(Data excerpts)
^^^^

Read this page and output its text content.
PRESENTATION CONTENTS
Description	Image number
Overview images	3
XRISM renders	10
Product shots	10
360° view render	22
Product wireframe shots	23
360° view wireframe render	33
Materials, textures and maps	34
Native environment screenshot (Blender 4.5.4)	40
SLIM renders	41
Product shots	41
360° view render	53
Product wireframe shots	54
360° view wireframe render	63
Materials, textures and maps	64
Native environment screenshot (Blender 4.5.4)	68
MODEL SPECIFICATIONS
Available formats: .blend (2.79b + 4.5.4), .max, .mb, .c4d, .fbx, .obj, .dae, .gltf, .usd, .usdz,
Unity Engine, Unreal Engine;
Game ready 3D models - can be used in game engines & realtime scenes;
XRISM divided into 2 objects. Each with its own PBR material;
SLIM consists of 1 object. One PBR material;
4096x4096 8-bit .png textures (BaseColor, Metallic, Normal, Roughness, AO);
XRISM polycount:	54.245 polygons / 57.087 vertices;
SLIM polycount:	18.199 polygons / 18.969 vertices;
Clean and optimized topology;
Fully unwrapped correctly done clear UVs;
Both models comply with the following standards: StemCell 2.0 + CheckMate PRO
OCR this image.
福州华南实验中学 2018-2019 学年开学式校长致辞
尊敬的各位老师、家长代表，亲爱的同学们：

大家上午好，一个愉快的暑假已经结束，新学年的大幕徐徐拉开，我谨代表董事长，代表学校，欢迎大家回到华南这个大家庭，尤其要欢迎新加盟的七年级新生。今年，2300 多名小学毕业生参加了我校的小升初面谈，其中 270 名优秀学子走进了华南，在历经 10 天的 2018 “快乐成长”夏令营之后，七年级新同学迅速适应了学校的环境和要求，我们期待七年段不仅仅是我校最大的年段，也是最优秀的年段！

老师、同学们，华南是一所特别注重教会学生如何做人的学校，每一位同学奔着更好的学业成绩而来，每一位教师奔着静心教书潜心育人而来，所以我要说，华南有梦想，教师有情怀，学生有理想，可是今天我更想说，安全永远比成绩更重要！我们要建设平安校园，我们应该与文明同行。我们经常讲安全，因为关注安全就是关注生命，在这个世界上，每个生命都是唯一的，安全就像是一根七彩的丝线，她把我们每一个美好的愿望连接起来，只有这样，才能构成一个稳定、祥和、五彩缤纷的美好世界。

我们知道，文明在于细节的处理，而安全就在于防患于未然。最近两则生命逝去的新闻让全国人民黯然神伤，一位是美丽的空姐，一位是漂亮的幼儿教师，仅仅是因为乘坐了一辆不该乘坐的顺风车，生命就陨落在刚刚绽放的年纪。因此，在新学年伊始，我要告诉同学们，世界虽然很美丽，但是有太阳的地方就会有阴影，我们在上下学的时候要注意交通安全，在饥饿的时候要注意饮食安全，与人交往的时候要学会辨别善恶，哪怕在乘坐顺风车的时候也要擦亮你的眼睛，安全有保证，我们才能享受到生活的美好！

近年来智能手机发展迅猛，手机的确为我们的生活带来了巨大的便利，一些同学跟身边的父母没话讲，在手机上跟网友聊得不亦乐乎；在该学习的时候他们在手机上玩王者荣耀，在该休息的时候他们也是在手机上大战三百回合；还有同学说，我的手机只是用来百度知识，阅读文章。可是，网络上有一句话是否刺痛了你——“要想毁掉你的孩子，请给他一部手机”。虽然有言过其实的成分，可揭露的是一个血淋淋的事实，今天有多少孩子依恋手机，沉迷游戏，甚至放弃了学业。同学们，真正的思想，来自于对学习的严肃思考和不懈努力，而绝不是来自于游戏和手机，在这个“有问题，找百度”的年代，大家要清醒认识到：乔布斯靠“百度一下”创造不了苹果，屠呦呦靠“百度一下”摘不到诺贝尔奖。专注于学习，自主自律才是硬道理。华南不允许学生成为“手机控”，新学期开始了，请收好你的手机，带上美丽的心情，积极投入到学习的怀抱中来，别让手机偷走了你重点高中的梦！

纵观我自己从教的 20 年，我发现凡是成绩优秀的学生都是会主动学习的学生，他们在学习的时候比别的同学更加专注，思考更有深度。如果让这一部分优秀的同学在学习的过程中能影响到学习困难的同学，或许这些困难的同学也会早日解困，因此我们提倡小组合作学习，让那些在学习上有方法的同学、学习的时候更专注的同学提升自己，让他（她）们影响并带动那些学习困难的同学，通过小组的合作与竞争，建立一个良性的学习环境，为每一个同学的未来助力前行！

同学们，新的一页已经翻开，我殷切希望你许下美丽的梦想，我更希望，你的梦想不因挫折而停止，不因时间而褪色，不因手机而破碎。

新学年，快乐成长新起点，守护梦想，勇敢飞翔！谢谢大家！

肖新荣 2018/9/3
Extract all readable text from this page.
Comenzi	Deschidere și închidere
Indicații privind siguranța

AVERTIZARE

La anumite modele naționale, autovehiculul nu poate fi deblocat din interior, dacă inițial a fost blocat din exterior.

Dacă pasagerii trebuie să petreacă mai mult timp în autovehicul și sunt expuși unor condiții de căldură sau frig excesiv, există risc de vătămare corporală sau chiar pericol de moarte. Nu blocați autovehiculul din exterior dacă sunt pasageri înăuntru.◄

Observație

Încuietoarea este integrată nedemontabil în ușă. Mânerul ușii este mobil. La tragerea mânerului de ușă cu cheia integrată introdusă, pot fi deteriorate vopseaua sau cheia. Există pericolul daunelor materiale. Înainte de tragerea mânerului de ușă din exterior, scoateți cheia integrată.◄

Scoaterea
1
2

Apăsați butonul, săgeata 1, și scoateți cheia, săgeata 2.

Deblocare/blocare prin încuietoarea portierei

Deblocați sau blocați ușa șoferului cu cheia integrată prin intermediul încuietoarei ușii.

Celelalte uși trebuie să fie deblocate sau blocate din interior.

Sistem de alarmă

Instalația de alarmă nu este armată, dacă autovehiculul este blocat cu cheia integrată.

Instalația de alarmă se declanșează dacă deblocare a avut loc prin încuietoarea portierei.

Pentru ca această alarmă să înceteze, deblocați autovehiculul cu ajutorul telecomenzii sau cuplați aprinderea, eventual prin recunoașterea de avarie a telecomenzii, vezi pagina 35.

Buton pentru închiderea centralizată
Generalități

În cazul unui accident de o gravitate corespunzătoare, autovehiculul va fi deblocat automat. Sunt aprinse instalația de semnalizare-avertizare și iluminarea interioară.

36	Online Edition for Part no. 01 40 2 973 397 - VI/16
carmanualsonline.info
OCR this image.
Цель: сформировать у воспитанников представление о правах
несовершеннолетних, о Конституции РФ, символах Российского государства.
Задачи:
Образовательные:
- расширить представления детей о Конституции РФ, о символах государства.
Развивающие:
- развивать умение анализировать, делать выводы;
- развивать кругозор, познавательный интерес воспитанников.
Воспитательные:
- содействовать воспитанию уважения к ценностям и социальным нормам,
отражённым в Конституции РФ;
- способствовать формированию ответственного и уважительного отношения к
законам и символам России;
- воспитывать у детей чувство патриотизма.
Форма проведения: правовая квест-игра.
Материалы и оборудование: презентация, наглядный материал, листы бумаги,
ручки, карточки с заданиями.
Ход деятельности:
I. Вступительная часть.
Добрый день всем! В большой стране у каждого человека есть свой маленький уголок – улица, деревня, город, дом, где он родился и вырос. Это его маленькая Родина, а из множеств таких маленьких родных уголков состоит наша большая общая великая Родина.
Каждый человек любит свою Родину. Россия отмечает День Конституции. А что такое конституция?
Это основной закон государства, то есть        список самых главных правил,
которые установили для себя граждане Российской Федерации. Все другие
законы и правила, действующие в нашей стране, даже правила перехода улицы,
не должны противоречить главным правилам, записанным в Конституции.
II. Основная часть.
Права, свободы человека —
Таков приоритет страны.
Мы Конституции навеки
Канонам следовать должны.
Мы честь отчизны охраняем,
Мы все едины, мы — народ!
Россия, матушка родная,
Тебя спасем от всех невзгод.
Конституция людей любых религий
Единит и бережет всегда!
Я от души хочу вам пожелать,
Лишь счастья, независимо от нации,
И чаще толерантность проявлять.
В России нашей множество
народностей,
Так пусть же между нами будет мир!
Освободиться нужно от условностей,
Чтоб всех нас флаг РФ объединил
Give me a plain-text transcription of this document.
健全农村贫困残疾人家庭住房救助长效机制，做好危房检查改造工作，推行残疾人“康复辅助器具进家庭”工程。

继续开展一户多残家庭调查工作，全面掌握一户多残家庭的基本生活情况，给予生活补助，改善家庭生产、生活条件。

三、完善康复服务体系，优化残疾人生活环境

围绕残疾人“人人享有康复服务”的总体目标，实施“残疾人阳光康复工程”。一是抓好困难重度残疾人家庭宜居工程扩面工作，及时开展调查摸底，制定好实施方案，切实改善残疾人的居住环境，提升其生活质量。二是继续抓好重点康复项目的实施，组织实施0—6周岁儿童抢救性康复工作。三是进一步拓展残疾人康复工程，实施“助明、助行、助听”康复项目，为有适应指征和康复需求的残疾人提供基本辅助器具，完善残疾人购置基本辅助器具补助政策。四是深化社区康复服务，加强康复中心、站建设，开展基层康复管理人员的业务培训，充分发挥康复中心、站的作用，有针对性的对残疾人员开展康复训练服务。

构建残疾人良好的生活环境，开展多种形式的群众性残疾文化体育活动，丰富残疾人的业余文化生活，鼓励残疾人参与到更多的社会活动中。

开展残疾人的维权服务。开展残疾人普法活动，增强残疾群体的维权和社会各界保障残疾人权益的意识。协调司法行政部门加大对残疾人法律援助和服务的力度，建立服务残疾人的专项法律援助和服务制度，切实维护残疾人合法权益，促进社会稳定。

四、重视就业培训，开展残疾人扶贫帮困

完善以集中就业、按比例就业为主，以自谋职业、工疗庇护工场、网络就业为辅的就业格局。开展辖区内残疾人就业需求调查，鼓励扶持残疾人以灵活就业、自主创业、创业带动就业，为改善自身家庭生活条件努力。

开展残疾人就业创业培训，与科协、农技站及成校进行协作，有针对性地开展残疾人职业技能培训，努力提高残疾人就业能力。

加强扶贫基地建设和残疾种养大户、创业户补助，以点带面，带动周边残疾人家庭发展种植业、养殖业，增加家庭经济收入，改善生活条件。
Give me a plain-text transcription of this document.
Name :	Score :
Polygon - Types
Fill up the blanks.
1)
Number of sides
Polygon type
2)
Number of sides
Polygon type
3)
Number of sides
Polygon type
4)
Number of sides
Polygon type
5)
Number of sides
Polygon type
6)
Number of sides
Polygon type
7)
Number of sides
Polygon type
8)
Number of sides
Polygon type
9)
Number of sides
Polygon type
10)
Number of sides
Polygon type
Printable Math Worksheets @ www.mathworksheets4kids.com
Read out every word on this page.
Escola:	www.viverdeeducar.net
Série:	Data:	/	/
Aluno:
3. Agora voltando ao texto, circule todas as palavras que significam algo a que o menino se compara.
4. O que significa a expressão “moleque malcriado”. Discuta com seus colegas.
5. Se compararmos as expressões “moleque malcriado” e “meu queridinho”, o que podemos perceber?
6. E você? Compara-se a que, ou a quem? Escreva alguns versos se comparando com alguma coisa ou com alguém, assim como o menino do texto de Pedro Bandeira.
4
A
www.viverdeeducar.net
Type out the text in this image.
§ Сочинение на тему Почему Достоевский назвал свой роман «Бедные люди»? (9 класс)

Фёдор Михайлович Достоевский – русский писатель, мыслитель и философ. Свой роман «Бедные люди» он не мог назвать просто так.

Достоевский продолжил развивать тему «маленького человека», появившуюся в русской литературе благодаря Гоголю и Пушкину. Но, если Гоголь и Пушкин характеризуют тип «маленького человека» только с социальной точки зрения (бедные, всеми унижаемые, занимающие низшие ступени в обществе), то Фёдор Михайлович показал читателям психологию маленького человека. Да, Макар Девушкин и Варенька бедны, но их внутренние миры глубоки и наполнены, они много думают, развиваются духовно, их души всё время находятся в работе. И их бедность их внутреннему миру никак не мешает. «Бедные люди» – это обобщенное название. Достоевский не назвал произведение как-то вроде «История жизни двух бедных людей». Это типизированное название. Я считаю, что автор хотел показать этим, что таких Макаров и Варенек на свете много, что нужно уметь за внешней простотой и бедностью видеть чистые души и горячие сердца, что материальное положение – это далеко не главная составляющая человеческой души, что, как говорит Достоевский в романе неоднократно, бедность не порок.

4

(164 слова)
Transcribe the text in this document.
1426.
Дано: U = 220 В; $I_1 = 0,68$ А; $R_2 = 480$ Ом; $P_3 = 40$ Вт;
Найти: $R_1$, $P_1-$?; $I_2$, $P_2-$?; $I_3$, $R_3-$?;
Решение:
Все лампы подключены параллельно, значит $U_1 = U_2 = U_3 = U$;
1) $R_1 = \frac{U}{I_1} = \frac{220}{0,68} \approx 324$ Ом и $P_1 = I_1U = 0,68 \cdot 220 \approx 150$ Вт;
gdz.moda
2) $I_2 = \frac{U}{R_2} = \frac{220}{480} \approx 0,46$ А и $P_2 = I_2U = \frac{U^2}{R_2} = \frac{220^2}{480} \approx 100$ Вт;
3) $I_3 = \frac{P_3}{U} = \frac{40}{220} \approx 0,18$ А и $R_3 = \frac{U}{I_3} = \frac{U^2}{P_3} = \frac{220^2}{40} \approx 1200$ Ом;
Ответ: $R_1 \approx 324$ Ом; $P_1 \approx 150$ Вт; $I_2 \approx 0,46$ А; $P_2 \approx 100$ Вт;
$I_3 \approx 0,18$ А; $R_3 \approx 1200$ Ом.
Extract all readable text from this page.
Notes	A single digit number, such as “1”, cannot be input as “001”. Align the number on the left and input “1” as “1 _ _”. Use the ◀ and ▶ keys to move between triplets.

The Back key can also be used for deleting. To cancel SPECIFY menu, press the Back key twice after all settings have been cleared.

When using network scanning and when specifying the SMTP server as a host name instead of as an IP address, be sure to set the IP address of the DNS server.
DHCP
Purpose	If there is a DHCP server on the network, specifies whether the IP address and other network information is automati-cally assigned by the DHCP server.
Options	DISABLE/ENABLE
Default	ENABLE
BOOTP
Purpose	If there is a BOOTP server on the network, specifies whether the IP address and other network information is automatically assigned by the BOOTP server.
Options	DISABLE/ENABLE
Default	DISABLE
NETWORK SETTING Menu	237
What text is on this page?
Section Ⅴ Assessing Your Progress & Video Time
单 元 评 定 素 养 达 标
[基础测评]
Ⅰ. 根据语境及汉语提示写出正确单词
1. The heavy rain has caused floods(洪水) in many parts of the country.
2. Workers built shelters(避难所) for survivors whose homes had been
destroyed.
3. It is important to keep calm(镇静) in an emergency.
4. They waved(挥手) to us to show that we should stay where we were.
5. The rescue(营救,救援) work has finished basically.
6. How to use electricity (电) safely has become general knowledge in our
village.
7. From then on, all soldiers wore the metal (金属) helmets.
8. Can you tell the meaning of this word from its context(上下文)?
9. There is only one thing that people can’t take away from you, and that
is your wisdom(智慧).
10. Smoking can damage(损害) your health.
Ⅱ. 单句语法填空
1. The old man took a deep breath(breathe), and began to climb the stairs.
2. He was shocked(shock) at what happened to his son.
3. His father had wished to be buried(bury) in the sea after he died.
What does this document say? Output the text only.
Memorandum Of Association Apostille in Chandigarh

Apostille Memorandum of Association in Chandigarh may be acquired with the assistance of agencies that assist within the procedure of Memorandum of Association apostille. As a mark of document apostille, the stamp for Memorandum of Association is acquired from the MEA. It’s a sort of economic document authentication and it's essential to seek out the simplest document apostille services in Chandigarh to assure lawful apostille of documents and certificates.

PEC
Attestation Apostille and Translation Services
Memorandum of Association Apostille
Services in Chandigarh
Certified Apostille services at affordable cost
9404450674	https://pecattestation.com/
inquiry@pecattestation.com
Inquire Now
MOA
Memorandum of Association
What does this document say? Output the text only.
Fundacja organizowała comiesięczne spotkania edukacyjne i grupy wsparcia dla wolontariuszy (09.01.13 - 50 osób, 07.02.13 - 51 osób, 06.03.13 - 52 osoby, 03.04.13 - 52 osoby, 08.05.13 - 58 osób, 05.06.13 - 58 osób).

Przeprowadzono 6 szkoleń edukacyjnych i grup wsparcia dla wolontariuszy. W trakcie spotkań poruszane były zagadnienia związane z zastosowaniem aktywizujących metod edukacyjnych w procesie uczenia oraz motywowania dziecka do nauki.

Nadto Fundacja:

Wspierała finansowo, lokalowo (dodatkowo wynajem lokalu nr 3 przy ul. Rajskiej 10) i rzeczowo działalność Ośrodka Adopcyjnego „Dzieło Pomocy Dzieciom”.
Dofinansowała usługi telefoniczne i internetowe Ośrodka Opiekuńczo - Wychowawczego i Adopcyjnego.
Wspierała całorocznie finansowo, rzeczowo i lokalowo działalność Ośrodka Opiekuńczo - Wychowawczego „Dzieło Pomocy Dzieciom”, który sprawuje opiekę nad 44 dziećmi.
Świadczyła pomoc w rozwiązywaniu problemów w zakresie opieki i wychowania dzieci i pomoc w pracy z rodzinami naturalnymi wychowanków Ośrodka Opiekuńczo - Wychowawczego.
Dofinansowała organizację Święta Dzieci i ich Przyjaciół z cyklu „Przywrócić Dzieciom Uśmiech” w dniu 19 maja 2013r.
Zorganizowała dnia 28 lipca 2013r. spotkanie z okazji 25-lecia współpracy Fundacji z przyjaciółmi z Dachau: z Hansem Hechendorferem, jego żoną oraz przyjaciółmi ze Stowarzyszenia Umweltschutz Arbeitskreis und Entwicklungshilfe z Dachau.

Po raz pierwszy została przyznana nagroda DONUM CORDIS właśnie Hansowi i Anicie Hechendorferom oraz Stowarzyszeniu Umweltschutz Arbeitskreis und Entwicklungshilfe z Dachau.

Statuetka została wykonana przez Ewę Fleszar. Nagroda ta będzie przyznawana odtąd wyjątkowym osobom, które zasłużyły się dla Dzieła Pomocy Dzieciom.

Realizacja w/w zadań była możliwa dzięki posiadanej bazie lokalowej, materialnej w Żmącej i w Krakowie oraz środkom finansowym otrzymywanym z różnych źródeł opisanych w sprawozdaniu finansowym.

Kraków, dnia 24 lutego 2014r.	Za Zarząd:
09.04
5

^^^^

(Goal) Show every line above in which the word "została" occurs.

(The answer)
Po raz pierwszy została przyznana nagroda DONUM CORDIS właśnie Hansowi i Anicie Hechendorferom oraz Stowarzyszeniu Umweltschutz Arbeitskreis und Entwicklungshilfe z Dachau.
Statuetka została wykonana przez Ewę Fleszar. Nagroda ta będzie przyznawana odtąd wyjątkowym osobom, które zasłużyły się dla Dzieła Pomocy Dzieciom.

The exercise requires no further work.